* [Exercise objective] Copy each line that has the string "jours" somewhere in it.

* [Rows]
____

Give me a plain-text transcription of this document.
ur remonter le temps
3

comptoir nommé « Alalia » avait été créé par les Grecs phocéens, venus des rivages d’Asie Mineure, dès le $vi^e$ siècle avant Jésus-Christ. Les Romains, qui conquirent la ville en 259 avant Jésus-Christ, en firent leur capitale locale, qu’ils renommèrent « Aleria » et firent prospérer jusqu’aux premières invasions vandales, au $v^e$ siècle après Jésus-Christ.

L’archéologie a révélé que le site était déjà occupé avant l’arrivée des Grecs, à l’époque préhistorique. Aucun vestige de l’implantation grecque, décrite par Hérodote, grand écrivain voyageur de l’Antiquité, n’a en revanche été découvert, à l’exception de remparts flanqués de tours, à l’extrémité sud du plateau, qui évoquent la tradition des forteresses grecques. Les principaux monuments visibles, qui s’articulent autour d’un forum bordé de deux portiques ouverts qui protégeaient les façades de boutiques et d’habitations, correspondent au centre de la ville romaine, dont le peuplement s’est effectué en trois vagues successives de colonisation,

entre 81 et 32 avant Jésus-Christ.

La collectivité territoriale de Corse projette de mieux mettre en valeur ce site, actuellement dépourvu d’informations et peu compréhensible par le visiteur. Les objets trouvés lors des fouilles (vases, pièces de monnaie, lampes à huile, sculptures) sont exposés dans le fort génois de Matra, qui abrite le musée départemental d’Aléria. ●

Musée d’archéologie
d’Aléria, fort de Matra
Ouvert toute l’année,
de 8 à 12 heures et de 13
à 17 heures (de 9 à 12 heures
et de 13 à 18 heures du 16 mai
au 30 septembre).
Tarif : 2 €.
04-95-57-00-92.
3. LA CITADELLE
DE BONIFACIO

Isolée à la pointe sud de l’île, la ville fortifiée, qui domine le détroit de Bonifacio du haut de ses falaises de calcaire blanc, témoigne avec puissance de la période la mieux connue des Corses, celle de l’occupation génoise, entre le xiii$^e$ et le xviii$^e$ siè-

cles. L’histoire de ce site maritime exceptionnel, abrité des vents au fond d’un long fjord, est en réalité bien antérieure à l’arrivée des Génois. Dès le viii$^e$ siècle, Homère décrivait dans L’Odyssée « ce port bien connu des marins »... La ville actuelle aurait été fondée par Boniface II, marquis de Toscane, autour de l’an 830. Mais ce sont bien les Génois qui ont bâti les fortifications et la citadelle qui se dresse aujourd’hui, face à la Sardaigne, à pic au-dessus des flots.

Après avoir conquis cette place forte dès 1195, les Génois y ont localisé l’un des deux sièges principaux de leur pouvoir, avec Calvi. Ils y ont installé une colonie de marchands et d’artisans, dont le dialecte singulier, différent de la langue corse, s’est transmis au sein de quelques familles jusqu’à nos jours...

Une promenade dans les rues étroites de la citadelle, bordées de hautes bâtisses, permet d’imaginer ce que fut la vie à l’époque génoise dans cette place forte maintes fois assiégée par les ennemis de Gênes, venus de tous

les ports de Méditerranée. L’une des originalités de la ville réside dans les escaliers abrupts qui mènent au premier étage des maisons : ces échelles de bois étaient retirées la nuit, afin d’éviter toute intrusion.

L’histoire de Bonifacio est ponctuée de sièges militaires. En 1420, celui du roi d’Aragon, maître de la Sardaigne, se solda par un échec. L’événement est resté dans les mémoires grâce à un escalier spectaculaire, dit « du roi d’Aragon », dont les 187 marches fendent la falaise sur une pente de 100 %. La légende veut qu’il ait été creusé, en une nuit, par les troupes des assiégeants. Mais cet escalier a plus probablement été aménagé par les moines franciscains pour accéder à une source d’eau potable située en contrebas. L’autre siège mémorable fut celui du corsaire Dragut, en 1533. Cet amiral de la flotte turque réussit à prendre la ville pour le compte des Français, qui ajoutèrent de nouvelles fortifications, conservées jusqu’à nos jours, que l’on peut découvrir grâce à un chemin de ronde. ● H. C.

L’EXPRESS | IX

____

* [Written solution]
Après avoir conquis cette place forte dès 1195, les Génois y ont localisé l’un des deux sièges principaux de leur pouvoir, avec Calvi. Ils y ont installé une colonie de marchands et d’artisans, dont le dialecte singulier, différent de la langue corse, s’est transmis au sein de quelques familles jusqu’à nos jours...
L’histoire de Bonifacio est ponctuée de sièges militaires. En 1420, celui du roi d’Aragon, maître de la Sardaigne, se solda par un échec. L’événement est resté dans les mémoires grâce à un escalier spectaculaire, dit « du roi d’Aragon », dont les 187 marches fendent la falaise sur une pente de 100 %. La légende veut qu’il ait été creusé, en une nuit, par les troupes des assiégeants. Mais cet escalier a plus probablement été aménagé par les moines franciscains pour accéder à une source d’eau potable située en contrebas. L’autre siège mémorable fut celui du corsaire Dragut, en 1533. Cet amiral de la flotte turque réussit à prendre la ville pour le compte des Français, qui ajoutèrent de nouvelles fortifications, conservées jusqu’à nos jours, que l’on peut découvrir grâce à un chemin de ronde. ● H. C.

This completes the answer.